_Set tasks:_
- a) From the book review, quote everything from "Every day for" down to "that vibrant city.".
- b) Summarize the book review in two sentences.

_Excerpt:_
++++++++++
There are ten thousand vintage prints in the New York City archives. These are sampled from some twenty thousand 8 x 10 glass-plate negatives created between 1906 and 1934 by one Eugene de Salignac, employed as the sole photographer for the city's Department of Bridges/Plant and Structures.

New York Rises

Eugene de Salignac
Hardback
Aperture
ISBN: 13: 978-1-59711-013-6

A NUMBER of the images will be familiar, for they have illustrated very many book jackets, advertisements, posters and movie backdrops over the years. However, until recently the work of de Salignac had been promoted anonymously, an unsung hero, a cog in the municipal machine. Now, thanks to Michael Lorenzini and the photographer's own habit of keeping meticulous, neg by neg records, Eugene de Salignac has been brought to life and his terrific achievement rightly credited to a solo career.

Whilst researching another project, Lorenzini noticed the continuous high quality of the images in the departmental archives, previously assumed to be the work of any number of past employees. Realising the handwriting in the log books also indicated a single author, he finally proved that the 30-year reign in the photographic department was that of a single city servant - Eugene de Salignac - who had died in November of 1943. But despite the uncovering of his basic employment data, de Salignac remained illusive, even in the memories of his descendants, whom Lorenzini had dutifully tracked down.

It is the period throughout which de Salignac worked that provides the fascination for today's audience. When he assumed his duties, around 1906, parts of Manhattan still had dirt roads; the automobile was in its infancy; and the great construction projects like the Manhattan and Queensboro Bridges were still on the drawing board. By the time he retired, the ebullient, cocksure City of New York was in the depths of the Depression and de Selignac's lens was dutifully recording the breadlines and soup kitchens. The incidental capture of workers, in and around the construction sites he documented, now have all the poignancy of Mathew Brady's depictions of military life during the Civil War. And yet, inexplicably, from the date of de Salignac's retirement on 31st May, 1934, no one in his family remembers seeing him ever take another picture, holiday snap or even hold a camera. Maybe it had just been a job for him all along?

Michael Lorenzini notes another irony of de Salignac's curiously anonymous life: the day his obituary appeared in the New York Times, 4th November 1943, there was also a grand announcement - the Museum of Modern Art had opened its new photographic centre with an exhibition of Alfred Stieglitz, Berenice Abbott and others, confirming photography, finally, as a valid fine art medium.

Every day for thirty years, Eugene de Salignac had set out to document a city changing from a chaotic, 19th century urban sprawl, into a modern metropolis. His engineering brief was clear cut, but he brought to his task a technical mastery and an individual eye for composition and drama that elevated him far above the merely competent. The resulting pictures have all the clarity and depth of an Ansel Adams landscape study. With excellent essays by Michael Lorenzini and Kevin Moore, this is a dream book for any New Yorker, or for those with a true passion for that vibrant city.
++++++++++
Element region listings
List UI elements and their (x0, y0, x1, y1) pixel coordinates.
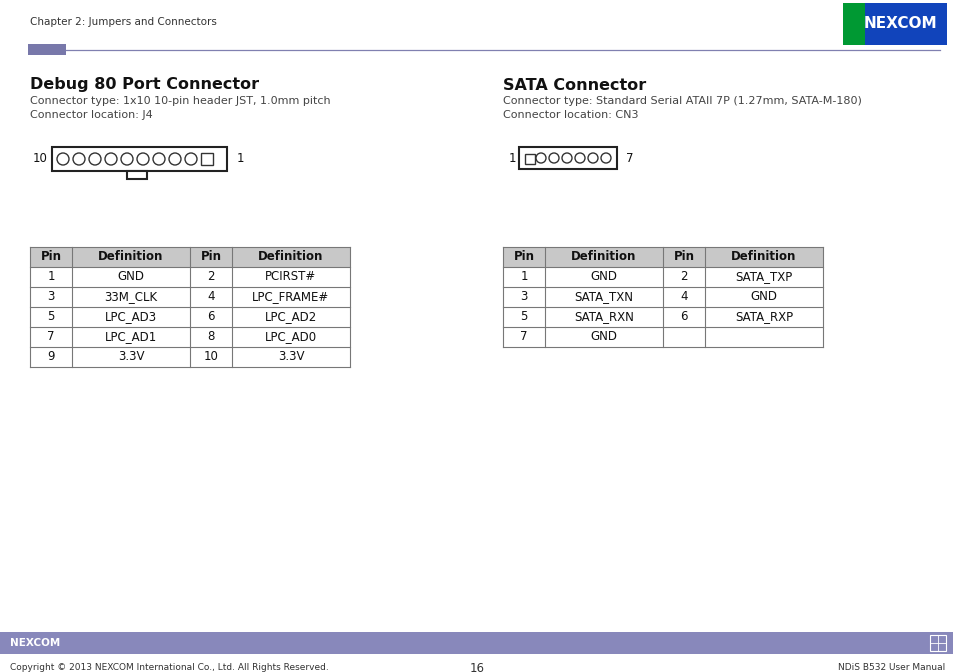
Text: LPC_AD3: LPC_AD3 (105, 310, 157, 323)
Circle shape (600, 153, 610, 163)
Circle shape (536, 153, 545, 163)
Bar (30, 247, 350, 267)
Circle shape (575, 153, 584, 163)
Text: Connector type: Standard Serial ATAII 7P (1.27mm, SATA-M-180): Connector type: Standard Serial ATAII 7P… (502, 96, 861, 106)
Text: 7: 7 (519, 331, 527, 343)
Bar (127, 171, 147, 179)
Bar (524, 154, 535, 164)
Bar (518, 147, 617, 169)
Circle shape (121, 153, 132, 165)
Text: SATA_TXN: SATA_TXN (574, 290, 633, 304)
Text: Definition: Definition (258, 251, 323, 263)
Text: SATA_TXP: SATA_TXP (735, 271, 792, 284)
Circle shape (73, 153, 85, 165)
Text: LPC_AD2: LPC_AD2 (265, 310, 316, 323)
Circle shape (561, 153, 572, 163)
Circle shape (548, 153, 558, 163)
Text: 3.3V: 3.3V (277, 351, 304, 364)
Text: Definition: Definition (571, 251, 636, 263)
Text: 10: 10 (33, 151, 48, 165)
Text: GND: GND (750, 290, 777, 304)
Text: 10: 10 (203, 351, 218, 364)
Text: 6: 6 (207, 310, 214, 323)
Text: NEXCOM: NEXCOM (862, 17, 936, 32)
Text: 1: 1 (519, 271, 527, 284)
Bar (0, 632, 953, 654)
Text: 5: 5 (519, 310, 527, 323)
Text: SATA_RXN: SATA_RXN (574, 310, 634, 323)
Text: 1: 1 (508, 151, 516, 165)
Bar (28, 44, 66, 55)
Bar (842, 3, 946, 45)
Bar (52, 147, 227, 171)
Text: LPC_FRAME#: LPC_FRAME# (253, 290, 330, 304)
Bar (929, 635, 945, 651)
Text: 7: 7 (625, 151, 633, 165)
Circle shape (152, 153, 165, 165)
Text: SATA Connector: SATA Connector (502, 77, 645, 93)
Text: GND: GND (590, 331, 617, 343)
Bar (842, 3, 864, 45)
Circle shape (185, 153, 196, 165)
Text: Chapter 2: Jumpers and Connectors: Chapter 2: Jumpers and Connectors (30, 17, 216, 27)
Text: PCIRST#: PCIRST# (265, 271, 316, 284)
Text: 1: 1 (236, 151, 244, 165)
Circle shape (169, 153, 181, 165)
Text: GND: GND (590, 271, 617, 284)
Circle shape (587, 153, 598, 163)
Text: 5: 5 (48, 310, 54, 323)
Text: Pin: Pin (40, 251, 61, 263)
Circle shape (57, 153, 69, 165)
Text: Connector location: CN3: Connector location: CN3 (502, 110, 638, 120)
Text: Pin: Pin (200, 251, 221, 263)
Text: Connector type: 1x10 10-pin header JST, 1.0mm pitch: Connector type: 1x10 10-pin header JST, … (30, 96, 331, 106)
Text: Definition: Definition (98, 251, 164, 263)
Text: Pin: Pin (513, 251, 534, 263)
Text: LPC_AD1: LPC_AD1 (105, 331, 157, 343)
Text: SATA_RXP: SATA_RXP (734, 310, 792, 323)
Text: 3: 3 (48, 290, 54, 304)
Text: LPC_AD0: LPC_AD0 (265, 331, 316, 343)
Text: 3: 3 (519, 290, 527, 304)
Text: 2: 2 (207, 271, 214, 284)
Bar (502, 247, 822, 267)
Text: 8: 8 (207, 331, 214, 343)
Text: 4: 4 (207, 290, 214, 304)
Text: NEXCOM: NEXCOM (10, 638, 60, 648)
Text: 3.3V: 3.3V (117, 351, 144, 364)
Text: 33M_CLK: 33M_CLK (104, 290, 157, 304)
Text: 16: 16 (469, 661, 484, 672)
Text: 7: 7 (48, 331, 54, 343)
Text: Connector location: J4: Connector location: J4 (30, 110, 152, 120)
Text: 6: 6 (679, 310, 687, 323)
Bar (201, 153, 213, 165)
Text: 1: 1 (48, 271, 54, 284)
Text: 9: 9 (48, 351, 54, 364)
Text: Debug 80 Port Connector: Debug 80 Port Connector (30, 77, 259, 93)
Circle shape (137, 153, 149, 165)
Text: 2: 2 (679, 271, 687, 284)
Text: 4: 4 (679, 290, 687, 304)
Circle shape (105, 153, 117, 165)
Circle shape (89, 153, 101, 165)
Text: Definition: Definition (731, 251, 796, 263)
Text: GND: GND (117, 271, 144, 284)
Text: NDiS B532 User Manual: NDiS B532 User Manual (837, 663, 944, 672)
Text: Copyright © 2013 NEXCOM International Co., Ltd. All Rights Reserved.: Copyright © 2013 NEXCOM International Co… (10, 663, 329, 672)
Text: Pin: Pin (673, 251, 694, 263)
++++++++++
_Answers to the exercise:_
- a)
Every day for thirty years, Eugene de Salignac had set out to document a city changing from a chaotic, 19th century urban sprawl, into a modern metropolis. His engineering brief was clear cut, but he brought to his task a technical mastery and an individual eye for composition and drama that elevated him far above the merely competent. The resulting pictures have all the clarity and depth of an Ansel Adams landscape study. With excellent essays by Michael Lorenzini and Kevin Moore, this is a dream book for any New Yorker, or for those with a true passion for that vibrant city.

- b) New York Rises collects photographs by Eugene de Salignac, the sole photographer for New York City's Department of Bridges/Plant and Structures from 1906 to 1934. His long-anonymous work was traced to him by Michael Lorenzini through the handwriting in the departmental log books, and the review credits him with technical mastery and an individual eye for composition and drama as he documented the city's change from a chaotic 19th-century sprawl into a modern metropolis.